___ DATA PROVIDED

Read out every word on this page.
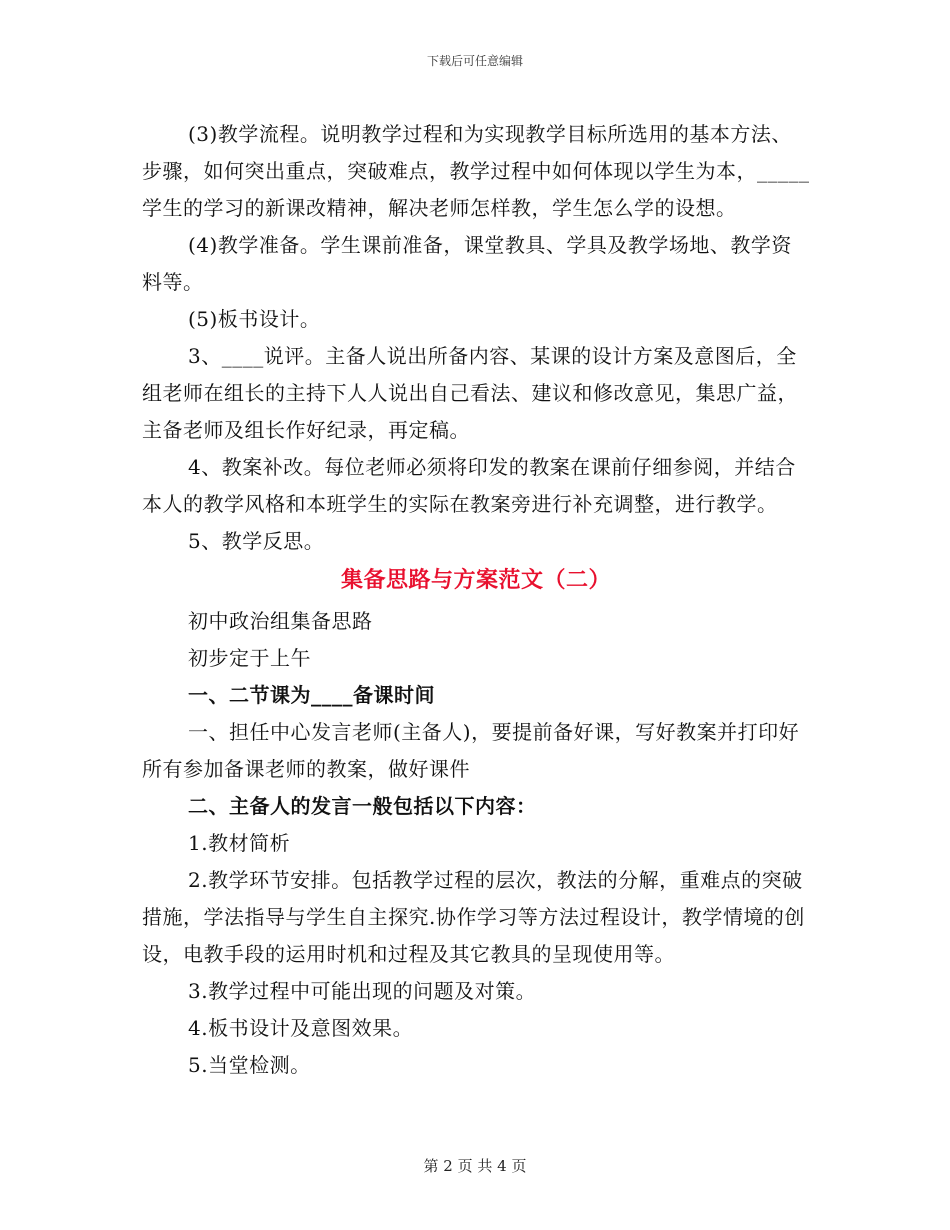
下载后可任意编辑

(3)教学流程。说明教学过程和为实现教学目标所选用的基本方法、步骤，如何突出重点，突破难点，教学过程中如何体现以学生为本，_____学生的学习的新课改精神，解决老师怎样教，学生怎么学的设想。

(4)教学准备。学生课前准备，课堂教具、学具及教学场地、教学资料等。

(5)板书设计。

3、____说评。主备人说出所备内容、某课的设计方案及意图后，全组老师在组长的主持下人人说出自己看法、建议和修改意见，集思广益，主备老师及组长作好纪录，再定稿。

4、教案补改。每位老师必须将印发的教案在课前仔细参阅，并结合本人的教学风格和本班学生的实际在教案旁进行补充调整，进行教学。

5、教学反思。

集备思路与方案范文（二）

初中政治组集备思路

初步定于上午

一、二节课为____备课时间

一、担任中心发言老师(主备人)，要提前备好课，写好教案并打印好所有参加备课老师的教案，做好课件

二、主备人的发言一般包括以下内容：

1.教材简析

2.教学环节安排。包括教学过程的层次，教法的分解，重难点的突破措施，学法指导与学生自主探究.协作学习等方法过程设计，教学情境的创设，电教手段的运用时机和过程及其它教具的呈现使用等。

3.教学过程中可能出现的问题及对策。

4.板书设计及意图效果。

5.当堂检测。

第 2 页 共 4 页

______

Set every line down exactly as written, leaving each picture out.

**THE RESPONSE**.
Read out every word on this page.
下载后可任意编辑

(3)教学流程。说明教学过程和为实现教学目标所选用的基本方法、步骤，如何突出重点，突破难点，教学过程中如何体现以学生为本，_____学生的学习的新课改精神，解决老师怎样教，学生怎么学的设想。

(4)教学准备。学生课前准备，课堂教具、学具及教学场地、教学资料等。

(5)板书设计。

3、____说评。主备人说出所备内容、某课的设计方案及意图后，全组老师在组长的主持下人人说出自己看法、建议和修改意见，集思广益，主备老师及组长作好纪录，再定稿。

4、教案补改。每位老师必须将印发的教案在课前仔细参阅，并结合本人的教学风格和本班学生的实际在教案旁进行补充调整，进行教学。

5、教学反思。

集备思路与方案范文（二）

初中政治组集备思路

初步定于上午

一、二节课为____备课时间

一、担任中心发言老师(主备人)，要提前备好课，写好教案并打印好所有参加备课老师的教案，做好课件

二、主备人的发言一般包括以下内容：

1.教材简析

2.教学环节安排。包括教学过程的层次，教法的分解，重难点的突破措施，学法指导与学生自主探究.协作学习等方法过程设计，教学情境的创设，电教手段的运用时机和过程及其它教具的呈现使用等。

3.教学过程中可能出现的问题及对策。

4.板书设计及意图效果。

5.当堂检测。

第 2 页 共 4 页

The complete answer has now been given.